#### The request:
Print all records exactly, leaving nothing out.
□ □ □ □ □ □ □
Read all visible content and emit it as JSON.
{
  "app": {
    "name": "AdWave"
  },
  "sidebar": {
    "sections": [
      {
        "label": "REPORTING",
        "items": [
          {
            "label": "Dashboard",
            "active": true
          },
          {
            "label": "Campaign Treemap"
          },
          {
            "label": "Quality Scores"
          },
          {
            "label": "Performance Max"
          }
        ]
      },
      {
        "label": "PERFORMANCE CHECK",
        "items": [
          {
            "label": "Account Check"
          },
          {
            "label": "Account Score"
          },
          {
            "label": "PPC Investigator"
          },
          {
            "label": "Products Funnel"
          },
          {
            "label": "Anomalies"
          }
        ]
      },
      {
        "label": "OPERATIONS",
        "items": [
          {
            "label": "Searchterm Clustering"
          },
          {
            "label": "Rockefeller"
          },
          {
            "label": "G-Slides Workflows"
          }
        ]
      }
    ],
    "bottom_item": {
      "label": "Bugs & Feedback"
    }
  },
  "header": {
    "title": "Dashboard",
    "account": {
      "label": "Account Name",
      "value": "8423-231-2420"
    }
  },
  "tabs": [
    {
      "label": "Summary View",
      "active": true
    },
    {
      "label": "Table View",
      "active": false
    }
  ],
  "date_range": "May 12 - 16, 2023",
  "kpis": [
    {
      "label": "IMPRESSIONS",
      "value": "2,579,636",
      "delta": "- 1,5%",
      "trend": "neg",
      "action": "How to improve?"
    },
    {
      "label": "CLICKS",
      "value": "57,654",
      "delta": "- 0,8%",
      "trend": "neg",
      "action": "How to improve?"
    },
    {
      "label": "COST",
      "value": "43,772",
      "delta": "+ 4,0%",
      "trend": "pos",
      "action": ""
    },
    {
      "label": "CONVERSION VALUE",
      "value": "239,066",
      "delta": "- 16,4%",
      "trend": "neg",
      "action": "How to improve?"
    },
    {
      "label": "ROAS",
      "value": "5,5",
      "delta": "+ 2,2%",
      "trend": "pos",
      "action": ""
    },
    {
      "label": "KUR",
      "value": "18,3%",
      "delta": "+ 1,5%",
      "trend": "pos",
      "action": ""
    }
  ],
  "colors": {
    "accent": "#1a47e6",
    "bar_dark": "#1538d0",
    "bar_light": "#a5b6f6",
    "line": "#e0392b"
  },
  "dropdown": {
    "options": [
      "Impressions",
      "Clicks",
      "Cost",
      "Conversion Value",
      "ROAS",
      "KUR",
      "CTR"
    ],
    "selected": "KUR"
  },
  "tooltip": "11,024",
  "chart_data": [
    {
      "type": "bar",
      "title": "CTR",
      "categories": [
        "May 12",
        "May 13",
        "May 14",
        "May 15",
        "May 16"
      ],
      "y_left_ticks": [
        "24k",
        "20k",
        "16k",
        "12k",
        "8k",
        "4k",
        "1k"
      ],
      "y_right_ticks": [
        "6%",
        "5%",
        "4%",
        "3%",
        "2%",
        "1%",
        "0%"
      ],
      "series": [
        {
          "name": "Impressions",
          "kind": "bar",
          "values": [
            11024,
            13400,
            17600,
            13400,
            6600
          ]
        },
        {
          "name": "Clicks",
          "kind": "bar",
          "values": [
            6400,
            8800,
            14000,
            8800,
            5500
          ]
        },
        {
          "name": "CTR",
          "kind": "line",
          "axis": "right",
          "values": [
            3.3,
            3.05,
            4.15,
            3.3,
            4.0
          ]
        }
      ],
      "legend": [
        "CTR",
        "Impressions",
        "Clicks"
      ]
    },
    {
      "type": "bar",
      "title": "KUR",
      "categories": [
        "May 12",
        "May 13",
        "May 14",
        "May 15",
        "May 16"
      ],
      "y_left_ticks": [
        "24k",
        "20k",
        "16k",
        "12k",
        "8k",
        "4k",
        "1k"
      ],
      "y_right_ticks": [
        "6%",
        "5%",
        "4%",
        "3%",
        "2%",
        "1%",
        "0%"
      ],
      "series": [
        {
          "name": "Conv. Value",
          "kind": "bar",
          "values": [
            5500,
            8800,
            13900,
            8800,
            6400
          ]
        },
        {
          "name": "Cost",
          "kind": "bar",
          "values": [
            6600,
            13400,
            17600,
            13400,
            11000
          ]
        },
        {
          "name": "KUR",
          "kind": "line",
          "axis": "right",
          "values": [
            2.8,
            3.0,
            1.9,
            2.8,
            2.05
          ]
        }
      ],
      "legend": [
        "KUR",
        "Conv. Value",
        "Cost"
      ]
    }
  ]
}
□ □ □ □ □ □ □
#### Worked answer:
Read all visible content and emit it as JSON.
{
  "app": {
    "name": "AdWave"
  },
  "sidebar": {
    "sections": [
      {
        "label": "REPORTING",
        "items": [
          {
            "label": "Dashboard",
            "active": true
          },
          {
            "label": "Campaign Treemap"
          },
          {
            "label": "Quality Scores"
          },
          {
            "label": "Performance Max"
          }
        ]
      },
      {
        "label": "PERFORMANCE CHECK",
        "items": [
          {
            "label": "Account Check"
          },
          {
            "label": "Account Score"
          },
          {
            "label": "PPC Investigator"
          },
          {
            "label": "Products Funnel"
          },
          {
            "label": "Anomalies"
          }
        ]
      },
      {
        "label": "OPERATIONS",
        "items": [
          {
            "label": "Searchterm Clustering"
          },
          {
            "label": "Rockefeller"
          },
          {
            "label": "G-Slides Workflows"
          }
        ]
      }
    ],
    "bottom_item": {
      "label": "Bugs & Feedback"
    }
  },
  "header": {
    "title": "Dashboard",
    "account": {
      "label": "Account Name",
      "value": "8423-231-2420"
    }
  },
  "tabs": [
    {
      "label": "Summary View",
      "active": true
    },
    {
      "label": "Table View",
      "active": false
    }
  ],
  "date_range": "May 12 - 16, 2023",
  "kpis": [
    {
      "label": "IMPRESSIONS",
      "value": "2,579,636",
      "delta": "- 1,5%",
      "trend": "neg",
      "action": "How to improve?"
    },
    {
      "label": "CLICKS",
      "value": "57,654",
      "delta": "- 0,8%",
      "trend": "neg",
      "action": "How to improve?"
    },
    {
      "label": "COST",
      "value": "43,772",
      "delta": "+ 4,0%",
      "trend": "pos",
      "action": ""
    },
    {
      "label": "CONVERSION VALUE",
      "value": "239,066",
      "delta": "- 16,4%",
      "trend": "neg",
      "action": "How to improve?"
    },
    {
      "label": "ROAS",
      "value": "5,5",
      "delta": "+ 2,2%",
      "trend": "pos",
      "action": ""
    },
    {
      "label": "KUR",
      "value": "18,3%",
      "delta": "+ 1,5%",
      "trend": "pos",
      "action": ""
    }
  ],
  "colors": {
    "accent": "#1a47e6",
    "bar_dark": "#1538d0",
    "bar_light": "#a5b6f6",
    "line": "#e0392b"
  },
  "dropdown": {
    "options": [
      "Impressions",
      "Clicks",
      "Cost",
      "Conversion Value",
      "ROAS",
      "KUR",
      "CTR"
    ],
    "selected": "KUR"
  },
  "tooltip": "11,024",
  "chart_data": [
    {
      "type": "bar",
      "title": "CTR",
      "categories": [
        "May 12",
        "May 13",
        "May 14",
        "May 15",
        "May 16"
      ],
      "y_left_ticks": [
        "24k",
        "20k",
        "16k",
        "12k",
        "8k",
        "4k",
        "1k"
      ],
      "y_right_ticks": [
        "6%",
        "5%",
        "4%",
        "3%",
        "2%",
        "1%",
        "0%"
      ],
      "series": [
        {
          "name": "Impressions",
          "kind": "bar",
          "values": [
            11024,
            13400,
            17600,
            13400,
            6600
          ]
        },
        {
          "name": "Clicks",
          "kind": "bar",
          "values": [
            6400,
            8800,
            14000,
            8800,
            5500
          ]
        },
        {
          "name": "CTR",
          "kind": "line",
          "axis": "right",
          "values": [
            3.3,
            3.05,
            4.15,
            3.3,
            4.0
          ]
        }
      ],
      "legend": [
        "CTR",
        "Impressions",
        "Clicks"
      ]
    },
    {
      "type": "bar",
      "title": "KUR",
      "categories": [
        "May 12",
        "May 13",
        "May 14",
        "May 15",
        "May 16"
      ],
      "y_left_ticks": [
        "24k",
        "20k",
        "16k",
        "12k",
        "8k",
        "4k",
        "1k"
      ],
      "y_right_ticks": [
        "6%",
        "5%",
        "4%",
        "3%",
        "2%",
        "1%",
        "0%"
      ],
      "series": [
        {
          "name": "Conv. Value",
          "kind": "bar",
          "values": [
            5500,
            8800,
            13900,
            8800,
            6400
          ]
        },
        {
          "name": "Cost",
          "kind": "bar",
          "values": [
            6600,
            13400,
            17600,
            13400,
            11000
          ]
        },
        {
          "name": "KUR",
          "kind": "line",
          "axis": "right",
          "values": [
            2.8,
            3.0,
            1.9,
            2.8,
            2.05
          ]
        }
      ],
      "legend": [
        "KUR",
        "Conv. Value",
        "Cost"
      ]
    }
  ]
}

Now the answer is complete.